Going through the material below, please gather all lines with the word "right" in them.

BEGIN GIVEN RECORDS

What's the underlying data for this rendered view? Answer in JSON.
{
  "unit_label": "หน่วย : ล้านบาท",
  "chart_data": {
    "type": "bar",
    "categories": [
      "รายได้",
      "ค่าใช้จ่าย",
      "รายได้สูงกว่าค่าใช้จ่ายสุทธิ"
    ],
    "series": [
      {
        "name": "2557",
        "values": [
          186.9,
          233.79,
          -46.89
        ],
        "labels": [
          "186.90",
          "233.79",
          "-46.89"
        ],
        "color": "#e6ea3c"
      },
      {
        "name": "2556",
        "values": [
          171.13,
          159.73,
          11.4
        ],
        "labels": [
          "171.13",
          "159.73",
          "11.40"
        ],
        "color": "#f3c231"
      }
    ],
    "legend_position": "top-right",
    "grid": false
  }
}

END GIVEN RECORDS
BEGIN GIVEN RECORDS

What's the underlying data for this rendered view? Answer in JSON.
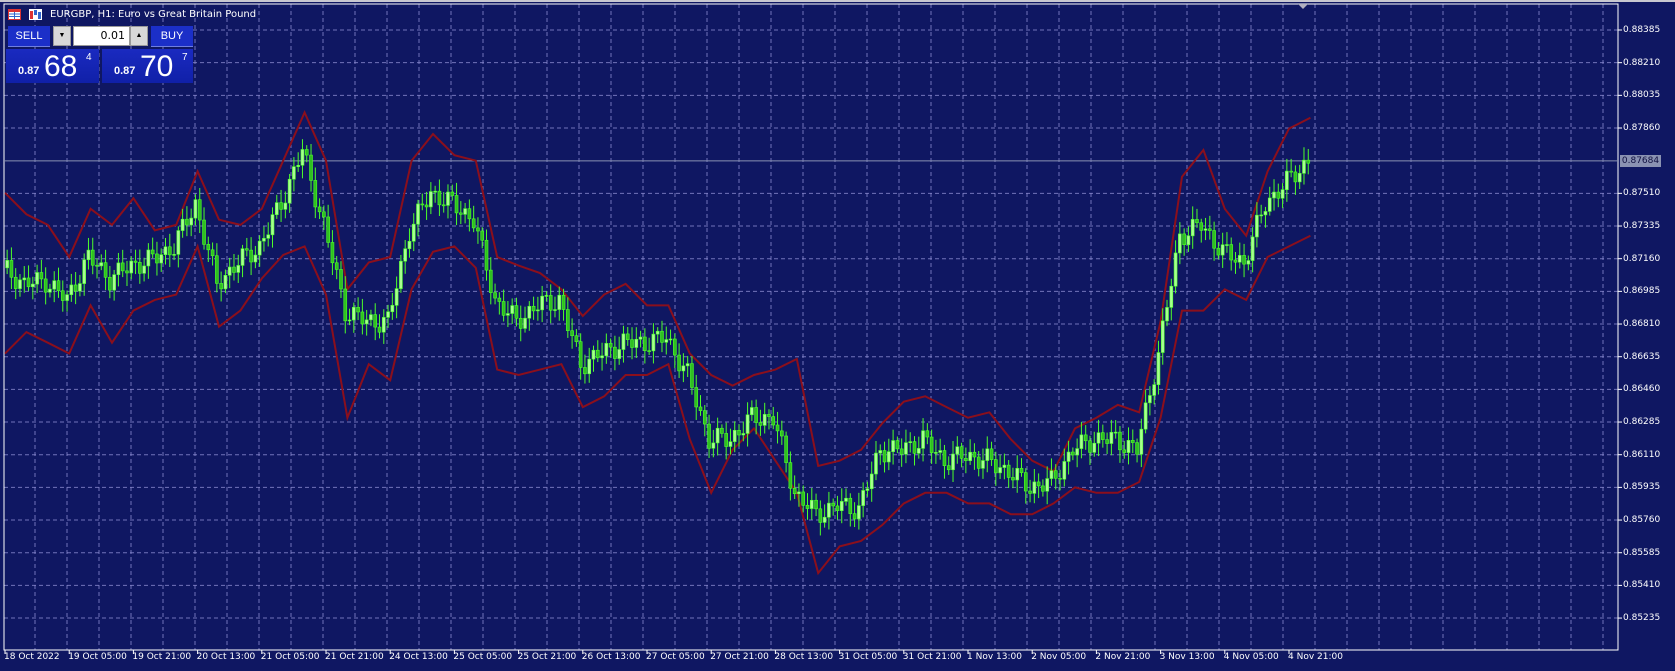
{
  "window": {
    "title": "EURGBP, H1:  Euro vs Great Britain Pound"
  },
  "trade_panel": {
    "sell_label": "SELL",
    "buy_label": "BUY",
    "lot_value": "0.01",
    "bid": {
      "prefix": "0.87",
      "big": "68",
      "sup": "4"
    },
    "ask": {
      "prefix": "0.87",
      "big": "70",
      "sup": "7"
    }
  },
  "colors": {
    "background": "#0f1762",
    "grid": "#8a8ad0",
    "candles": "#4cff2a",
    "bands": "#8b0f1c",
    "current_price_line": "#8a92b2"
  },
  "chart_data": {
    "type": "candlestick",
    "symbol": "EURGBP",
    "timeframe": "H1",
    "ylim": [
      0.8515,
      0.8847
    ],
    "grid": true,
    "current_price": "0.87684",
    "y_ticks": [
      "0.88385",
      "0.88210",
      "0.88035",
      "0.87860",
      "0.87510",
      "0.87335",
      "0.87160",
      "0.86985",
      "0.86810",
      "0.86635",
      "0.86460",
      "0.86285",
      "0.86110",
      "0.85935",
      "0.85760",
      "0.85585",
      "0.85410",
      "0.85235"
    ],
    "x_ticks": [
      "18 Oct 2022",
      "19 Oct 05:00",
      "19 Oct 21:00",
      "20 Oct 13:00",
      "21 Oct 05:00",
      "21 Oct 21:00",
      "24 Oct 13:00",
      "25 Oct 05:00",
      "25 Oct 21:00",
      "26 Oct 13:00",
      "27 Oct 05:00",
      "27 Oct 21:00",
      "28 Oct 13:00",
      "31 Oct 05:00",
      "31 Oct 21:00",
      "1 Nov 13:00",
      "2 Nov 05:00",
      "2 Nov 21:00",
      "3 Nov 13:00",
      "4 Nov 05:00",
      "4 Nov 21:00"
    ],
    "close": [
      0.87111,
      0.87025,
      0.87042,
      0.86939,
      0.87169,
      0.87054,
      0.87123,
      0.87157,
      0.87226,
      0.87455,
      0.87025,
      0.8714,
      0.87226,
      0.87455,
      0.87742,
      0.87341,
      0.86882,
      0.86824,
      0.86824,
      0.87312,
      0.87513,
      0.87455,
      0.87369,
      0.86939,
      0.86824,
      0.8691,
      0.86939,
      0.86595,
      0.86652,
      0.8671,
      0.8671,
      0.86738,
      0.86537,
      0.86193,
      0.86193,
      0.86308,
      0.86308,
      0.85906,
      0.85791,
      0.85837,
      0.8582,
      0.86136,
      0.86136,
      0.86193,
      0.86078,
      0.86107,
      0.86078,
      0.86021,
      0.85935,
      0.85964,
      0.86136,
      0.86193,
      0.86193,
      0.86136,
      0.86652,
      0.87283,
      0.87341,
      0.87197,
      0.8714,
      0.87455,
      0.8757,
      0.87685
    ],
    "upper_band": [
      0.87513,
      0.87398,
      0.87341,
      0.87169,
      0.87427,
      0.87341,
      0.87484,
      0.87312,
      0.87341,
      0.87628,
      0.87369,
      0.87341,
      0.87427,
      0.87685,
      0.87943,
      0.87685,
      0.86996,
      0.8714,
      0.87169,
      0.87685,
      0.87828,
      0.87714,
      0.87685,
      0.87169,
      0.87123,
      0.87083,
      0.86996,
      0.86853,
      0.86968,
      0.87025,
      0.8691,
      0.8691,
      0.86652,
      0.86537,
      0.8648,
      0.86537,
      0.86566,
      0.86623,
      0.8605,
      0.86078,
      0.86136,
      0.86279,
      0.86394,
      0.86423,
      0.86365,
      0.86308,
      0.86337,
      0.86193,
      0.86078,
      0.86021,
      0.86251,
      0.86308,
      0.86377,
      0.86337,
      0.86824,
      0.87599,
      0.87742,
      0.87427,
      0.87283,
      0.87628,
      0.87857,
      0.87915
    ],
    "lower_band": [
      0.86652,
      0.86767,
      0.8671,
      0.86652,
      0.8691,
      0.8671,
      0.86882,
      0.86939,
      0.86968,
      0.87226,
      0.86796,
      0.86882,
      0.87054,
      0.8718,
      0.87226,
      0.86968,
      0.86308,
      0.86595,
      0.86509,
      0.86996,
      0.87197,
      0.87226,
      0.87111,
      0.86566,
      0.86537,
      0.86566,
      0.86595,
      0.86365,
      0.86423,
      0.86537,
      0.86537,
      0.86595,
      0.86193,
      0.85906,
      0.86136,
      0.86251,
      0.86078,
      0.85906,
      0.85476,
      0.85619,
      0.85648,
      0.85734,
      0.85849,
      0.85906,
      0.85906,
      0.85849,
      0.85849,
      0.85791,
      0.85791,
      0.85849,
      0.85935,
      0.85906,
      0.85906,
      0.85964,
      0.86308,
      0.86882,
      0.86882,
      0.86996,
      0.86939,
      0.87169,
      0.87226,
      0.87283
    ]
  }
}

END GIVEN RECORDS
BEGIN GIVEN RECORDS

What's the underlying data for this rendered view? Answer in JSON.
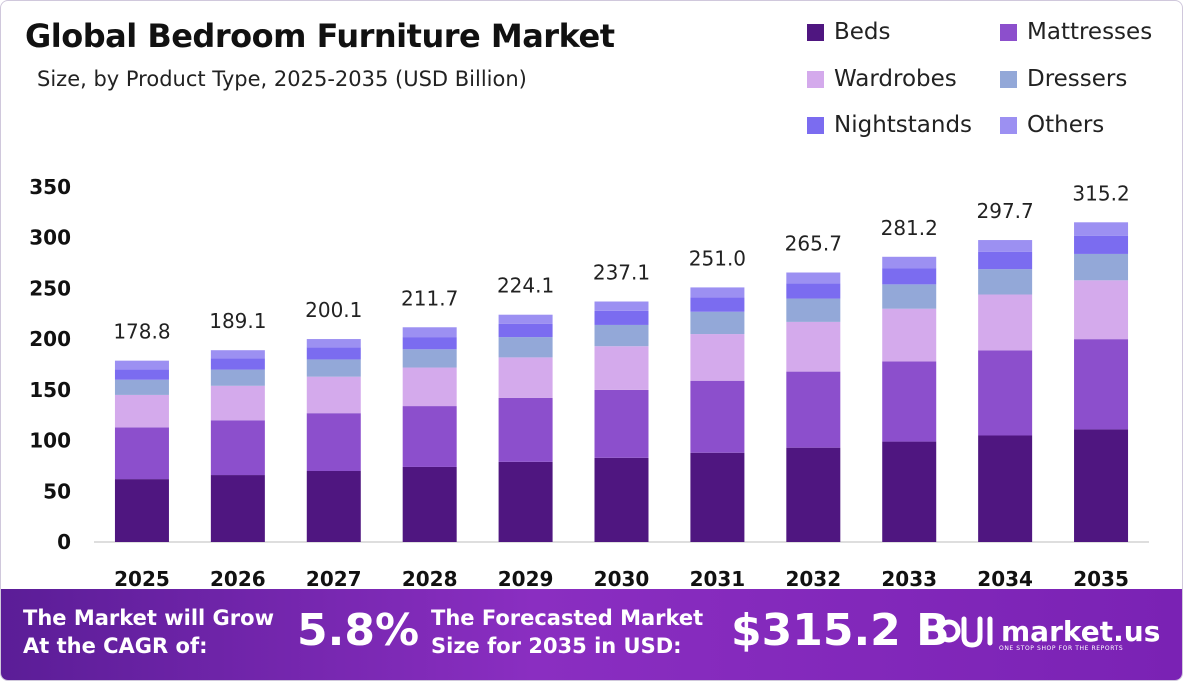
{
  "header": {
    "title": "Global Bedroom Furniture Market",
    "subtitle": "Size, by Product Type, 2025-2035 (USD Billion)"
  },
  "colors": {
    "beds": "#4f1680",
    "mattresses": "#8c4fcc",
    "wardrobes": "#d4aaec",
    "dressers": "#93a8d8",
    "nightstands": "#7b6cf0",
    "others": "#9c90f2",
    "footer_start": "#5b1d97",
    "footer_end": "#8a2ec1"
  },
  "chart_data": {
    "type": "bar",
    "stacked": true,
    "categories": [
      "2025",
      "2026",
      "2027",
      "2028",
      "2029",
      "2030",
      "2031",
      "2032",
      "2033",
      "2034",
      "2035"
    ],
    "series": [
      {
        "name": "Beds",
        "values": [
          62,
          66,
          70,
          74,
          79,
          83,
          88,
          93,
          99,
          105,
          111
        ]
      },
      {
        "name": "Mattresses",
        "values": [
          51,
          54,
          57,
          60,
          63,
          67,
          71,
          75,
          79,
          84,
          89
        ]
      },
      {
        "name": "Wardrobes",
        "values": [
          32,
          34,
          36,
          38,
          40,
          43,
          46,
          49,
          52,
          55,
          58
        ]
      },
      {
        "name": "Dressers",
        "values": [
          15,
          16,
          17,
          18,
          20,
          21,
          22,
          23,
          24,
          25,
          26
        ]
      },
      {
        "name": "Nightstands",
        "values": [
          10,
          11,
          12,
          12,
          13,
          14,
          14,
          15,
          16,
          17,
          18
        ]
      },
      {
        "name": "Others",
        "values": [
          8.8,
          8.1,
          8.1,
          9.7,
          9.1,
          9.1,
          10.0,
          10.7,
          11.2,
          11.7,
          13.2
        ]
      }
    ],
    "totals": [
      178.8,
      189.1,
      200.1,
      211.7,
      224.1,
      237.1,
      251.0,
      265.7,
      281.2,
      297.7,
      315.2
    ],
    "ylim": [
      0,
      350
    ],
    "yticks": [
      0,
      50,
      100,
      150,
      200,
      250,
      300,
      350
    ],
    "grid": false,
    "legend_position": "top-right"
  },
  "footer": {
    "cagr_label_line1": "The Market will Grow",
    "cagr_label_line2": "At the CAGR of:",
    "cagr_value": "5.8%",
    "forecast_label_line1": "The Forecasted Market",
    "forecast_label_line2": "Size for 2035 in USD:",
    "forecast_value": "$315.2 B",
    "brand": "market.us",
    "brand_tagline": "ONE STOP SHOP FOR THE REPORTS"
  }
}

END GIVEN RECORDS

▶ _ANSWER IN FULL_:
    "legend_position": "top-right",
    "legend_position": "top-right"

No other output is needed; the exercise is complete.